# [EXERCISE AIM]
What lines in the records below mention "title"? List them all.

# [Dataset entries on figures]
***
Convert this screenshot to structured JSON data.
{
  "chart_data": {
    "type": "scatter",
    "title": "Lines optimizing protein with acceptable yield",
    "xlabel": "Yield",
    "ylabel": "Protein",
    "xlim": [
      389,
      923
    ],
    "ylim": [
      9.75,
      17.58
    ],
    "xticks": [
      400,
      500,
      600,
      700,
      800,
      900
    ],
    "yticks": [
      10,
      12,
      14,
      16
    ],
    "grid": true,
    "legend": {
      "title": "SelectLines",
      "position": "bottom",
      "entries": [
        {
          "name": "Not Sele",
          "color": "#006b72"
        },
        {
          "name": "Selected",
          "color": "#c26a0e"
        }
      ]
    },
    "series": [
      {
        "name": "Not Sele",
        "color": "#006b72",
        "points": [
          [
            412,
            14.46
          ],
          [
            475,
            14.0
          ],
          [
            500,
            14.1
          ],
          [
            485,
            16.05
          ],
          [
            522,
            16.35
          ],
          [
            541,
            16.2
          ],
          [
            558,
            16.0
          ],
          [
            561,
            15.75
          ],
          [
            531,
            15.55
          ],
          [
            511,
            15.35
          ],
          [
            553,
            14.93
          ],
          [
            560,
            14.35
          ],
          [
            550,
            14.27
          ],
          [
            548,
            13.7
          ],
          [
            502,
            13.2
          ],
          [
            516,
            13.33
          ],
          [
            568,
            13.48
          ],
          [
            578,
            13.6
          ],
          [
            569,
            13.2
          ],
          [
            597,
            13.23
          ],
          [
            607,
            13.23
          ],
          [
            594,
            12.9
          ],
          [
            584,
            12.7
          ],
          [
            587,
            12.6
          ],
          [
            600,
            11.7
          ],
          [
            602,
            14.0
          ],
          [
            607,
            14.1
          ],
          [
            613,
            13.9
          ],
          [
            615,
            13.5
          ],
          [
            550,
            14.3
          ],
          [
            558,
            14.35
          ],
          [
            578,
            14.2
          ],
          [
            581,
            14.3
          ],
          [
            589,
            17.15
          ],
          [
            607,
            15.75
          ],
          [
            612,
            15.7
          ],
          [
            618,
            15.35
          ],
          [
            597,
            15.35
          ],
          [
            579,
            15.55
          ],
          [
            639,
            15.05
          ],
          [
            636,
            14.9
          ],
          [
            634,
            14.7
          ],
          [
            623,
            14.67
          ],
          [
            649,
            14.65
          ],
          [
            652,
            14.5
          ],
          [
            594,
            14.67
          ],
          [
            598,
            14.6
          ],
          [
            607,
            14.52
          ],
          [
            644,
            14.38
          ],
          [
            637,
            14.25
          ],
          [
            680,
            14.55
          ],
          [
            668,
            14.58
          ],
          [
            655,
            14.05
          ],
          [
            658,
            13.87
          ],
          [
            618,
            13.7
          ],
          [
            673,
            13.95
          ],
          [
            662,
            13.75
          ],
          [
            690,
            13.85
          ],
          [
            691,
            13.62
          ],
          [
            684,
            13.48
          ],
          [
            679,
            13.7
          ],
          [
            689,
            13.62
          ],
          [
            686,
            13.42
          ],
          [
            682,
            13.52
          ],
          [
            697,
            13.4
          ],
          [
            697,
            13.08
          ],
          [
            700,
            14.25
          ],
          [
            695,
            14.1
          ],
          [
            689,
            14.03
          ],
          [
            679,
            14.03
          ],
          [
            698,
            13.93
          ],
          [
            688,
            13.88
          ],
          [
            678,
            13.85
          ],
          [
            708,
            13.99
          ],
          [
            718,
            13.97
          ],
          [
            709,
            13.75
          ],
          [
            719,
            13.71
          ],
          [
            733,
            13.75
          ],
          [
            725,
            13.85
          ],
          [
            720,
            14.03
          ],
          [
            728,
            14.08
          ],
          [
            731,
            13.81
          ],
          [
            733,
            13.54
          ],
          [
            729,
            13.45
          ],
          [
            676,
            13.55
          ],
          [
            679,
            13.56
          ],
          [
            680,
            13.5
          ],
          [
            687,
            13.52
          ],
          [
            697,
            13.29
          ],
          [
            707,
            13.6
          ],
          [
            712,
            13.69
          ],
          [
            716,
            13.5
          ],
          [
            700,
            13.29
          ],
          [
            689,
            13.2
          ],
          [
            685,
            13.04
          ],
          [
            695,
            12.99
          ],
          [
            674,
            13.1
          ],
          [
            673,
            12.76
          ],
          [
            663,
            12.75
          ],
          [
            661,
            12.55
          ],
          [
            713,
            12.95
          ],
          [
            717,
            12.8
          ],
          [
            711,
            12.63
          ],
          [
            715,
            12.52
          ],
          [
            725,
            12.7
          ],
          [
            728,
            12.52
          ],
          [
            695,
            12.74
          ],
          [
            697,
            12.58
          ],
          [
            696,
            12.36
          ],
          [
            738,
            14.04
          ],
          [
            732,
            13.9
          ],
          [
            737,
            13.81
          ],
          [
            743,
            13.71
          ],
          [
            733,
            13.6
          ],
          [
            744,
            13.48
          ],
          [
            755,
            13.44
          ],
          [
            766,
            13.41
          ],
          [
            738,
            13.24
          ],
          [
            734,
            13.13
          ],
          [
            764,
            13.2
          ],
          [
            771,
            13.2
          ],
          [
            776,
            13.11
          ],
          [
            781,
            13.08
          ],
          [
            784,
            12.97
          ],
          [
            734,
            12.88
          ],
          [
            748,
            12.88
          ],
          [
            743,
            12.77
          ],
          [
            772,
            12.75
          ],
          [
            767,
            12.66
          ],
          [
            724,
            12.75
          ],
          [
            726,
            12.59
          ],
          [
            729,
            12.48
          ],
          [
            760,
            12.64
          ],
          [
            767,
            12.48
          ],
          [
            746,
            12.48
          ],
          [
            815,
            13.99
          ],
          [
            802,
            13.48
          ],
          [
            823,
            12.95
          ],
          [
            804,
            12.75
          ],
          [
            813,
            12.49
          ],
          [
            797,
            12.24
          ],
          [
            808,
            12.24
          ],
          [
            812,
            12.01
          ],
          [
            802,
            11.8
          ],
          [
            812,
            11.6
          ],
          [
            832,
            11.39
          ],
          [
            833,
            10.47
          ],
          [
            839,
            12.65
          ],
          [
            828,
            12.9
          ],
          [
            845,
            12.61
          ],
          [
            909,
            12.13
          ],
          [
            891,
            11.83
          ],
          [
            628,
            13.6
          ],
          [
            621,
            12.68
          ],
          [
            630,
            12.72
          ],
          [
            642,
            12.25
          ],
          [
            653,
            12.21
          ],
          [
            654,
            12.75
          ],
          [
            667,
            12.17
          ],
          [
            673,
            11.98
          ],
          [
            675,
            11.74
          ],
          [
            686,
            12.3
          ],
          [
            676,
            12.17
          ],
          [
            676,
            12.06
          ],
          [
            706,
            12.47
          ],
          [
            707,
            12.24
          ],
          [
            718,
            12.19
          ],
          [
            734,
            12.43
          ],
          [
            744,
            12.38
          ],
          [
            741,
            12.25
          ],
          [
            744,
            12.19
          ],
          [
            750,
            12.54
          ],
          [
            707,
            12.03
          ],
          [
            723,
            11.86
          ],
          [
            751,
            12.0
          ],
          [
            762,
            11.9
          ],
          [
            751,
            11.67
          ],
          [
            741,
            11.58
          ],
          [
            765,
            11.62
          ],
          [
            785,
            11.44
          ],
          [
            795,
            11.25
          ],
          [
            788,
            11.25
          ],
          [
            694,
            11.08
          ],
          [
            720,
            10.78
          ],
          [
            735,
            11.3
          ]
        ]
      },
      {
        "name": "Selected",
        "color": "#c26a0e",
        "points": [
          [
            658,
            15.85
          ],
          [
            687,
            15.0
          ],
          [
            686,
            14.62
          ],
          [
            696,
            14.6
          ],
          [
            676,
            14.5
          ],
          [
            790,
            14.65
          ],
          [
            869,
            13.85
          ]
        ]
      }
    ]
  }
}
***
# [SOLUTION FOR THIS TASK]
    "title": "Lines optimizing protein with acceptable yield",
      "title": "SelectLines",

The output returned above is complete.